***** Extracted data *****

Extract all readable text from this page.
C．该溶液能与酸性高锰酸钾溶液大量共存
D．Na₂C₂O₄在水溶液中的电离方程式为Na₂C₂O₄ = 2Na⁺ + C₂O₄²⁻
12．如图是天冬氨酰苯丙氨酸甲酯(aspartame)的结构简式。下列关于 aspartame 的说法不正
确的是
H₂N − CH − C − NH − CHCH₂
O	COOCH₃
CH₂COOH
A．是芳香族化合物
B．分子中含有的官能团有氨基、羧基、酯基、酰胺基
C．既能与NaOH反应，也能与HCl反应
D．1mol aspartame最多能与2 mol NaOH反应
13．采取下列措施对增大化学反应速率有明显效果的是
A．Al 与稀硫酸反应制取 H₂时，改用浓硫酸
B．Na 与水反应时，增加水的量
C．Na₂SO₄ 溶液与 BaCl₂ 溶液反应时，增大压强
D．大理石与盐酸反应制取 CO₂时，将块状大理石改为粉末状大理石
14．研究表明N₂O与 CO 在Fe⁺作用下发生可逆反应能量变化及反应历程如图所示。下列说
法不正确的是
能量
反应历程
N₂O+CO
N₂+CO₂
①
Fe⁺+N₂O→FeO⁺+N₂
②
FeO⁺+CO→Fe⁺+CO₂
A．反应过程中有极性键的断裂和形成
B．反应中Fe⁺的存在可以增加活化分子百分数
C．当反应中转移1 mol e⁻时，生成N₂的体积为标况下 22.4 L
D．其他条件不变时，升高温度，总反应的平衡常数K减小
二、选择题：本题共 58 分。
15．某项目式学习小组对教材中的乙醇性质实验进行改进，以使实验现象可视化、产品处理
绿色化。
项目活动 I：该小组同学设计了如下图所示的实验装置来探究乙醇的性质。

*****

| Directions for this task |
Repeat the listing exactly, from its first line to its last.

| Task response |
Extract all readable text from this page.
C．该溶液能与酸性高锰酸钾溶液大量共存
D．Na₂C₂O₄在水溶液中的电离方程式为Na₂C₂O₄ = 2Na⁺ + C₂O₄²⁻
12．如图是天冬氨酰苯丙氨酸甲酯(aspartame)的结构简式。下列关于 aspartame 的说法不正
确的是
H₂N − CH − C − NH − CHCH₂
O	COOCH₃
CH₂COOH
A．是芳香族化合物
B．分子中含有的官能团有氨基、羧基、酯基、酰胺基
C．既能与NaOH反应，也能与HCl反应
D．1mol aspartame最多能与2 mol NaOH反应
13．采取下列措施对增大化学反应速率有明显效果的是
A．Al 与稀硫酸反应制取 H₂时，改用浓硫酸
B．Na 与水反应时，增加水的量
C．Na₂SO₄ 溶液与 BaCl₂ 溶液反应时，增大压强
D．大理石与盐酸反应制取 CO₂时，将块状大理石改为粉末状大理石
14．研究表明N₂O与 CO 在Fe⁺作用下发生可逆反应能量变化及反应历程如图所示。下列说
法不正确的是
能量
反应历程
N₂O+CO
N₂+CO₂
①
Fe⁺+N₂O→FeO⁺+N₂
②
FeO⁺+CO→Fe⁺+CO₂
A．反应过程中有极性键的断裂和形成
B．反应中Fe⁺的存在可以增加活化分子百分数
C．当反应中转移1 mol e⁻时，生成N₂的体积为标况下 22.4 L
D．其他条件不变时，升高温度，总反应的平衡常数K减小
二、选择题：本题共 58 分。
15．某项目式学习小组对教材中的乙醇性质实验进行改进，以使实验现象可视化、产品处理
绿色化。
项目活动 I：该小组同学设计了如下图所示的实验装置来探究乙醇的性质。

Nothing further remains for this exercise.